» **Stored records**
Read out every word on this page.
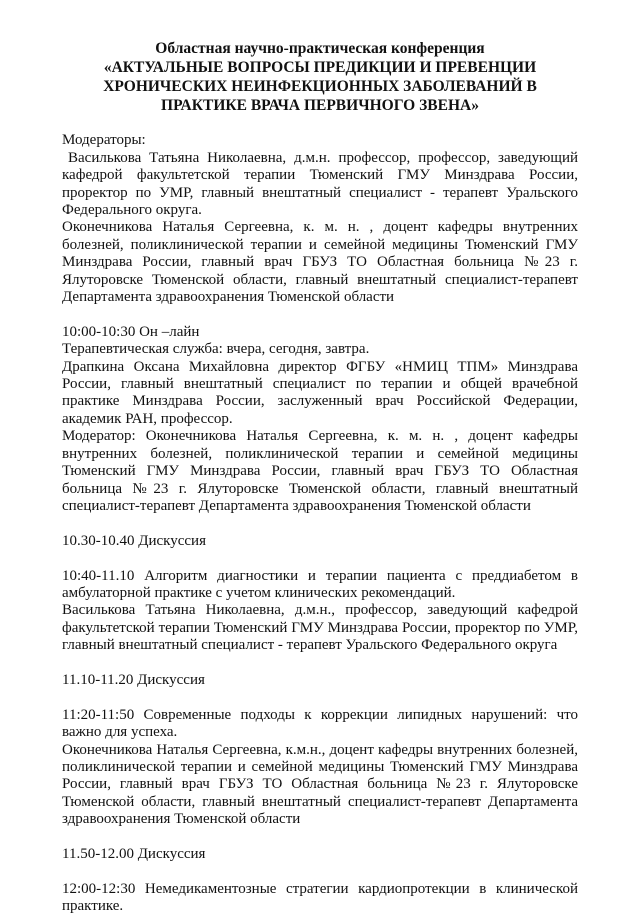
Областная научно-практическая конференция

«АКТУАЛЬНЫЕ ВОПРОСЫ ПРЕДИКЦИИ И ПРЕВЕНЦИИ ХРОНИЧЕСКИХ НЕИНФЕКЦИОННЫХ ЗАБОЛЕВАНИЙ В ПРАКТИКЕ ВРАЧА ПЕРВИЧНОГО ЗВЕНА»

Модераторы:

Василькова Татьяна Николаевна, д.м.н. профессор, профессор, заведующий кафедрой факультетской терапии Тюменский ГМУ Минздрава России, проректор по УМР, главный внештатный специалист - терапевт Уральского Федерального округа.

Оконечникова Наталья Сергеевна, к. м. н. , доцент кафедры внутренних болезней, поликлинической терапии и семейной медицины Тюменский ГМУ Минздрава России, главный врач ГБУЗ ТО Областная больница №23 г. Ялуторовске Тюменской области, главный внештатный специалист-терапевт Департамента здравоохранения Тюменской области

10:00-10:30 Он –лайн

Терапевтическая служба: вчера, сегодня, завтра.

Драпкина Оксана Михайловна директор ФГБУ «НМИЦ ТПМ» Минздрава России, главный внештатный специалист по терапии и общей врачебной практике Минздрава России, заслуженный врач Российской Федерации, академик РАН, профессор.

Модератор: Оконечникова Наталья Сергеевна, к. м. н. , доцент кафедры внутренних болезней, поликлинической терапии и семейной медицины Тюменский ГМУ Минздрава России, главный врач ГБУЗ ТО Областная больница №23 г. Ялуторовске Тюменской области, главный внештатный специалист-терапевт Департамента здравоохранения Тюменской области

10.30-10.40 Дискуссия

10:40-11.10 Алгоритм диагностики и терапии пациента с преддиабетом в амбулаторной практике с учетом клинических рекомендаций.

Василькова Татьяна Николаевна, д.м.н., профессор, заведующий кафедрой факультетской терапии Тюменский ГМУ Минздрава России, проректор по УМР, главный внештатный специалист - терапевт Уральского Федерального округа

11.10-11.20 Дискуссия

11:20-11:50 Современные подходы к коррекции липидных нарушений: что важно для успеха.

Оконечникова Наталья Сергеевна, к.м.н., доцент кафедры внутренних болезней, поликлинической терапии и семейной медицины Тюменский ГМУ Минздрава России, главный врач ГБУЗ ТО Областная больница №23 г. Ялуторовске Тюменской области, главный внештатный специалист-терапевт Департамента здравоохранения Тюменской области

11.50-12.00 Дискуссия

12:00-12:30 Немедикаментозные стратегии кардиопротекции в клинической практике.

» **WRITTEN EXERCISE**
Sift through the entries and copy every line with "факультетской".

» **OUTPUT FOR THIS TASK**
Василькова Татьяна Николаевна, д.м.н. профессор, профессор, заведующий кафедрой факультетской терапии Тюменский ГМУ Минздрава России, проректор по УМР, главный внештатный специалист - терапевт Уральского Федерального округа.
Василькова Татьяна Николаевна, д.м.н., профессор, заведующий кафедрой факультетской терапии Тюменский ГМУ Минздрава России, проректор по УМР, главный внештатный специалист - терапевт Уральского Федерального округа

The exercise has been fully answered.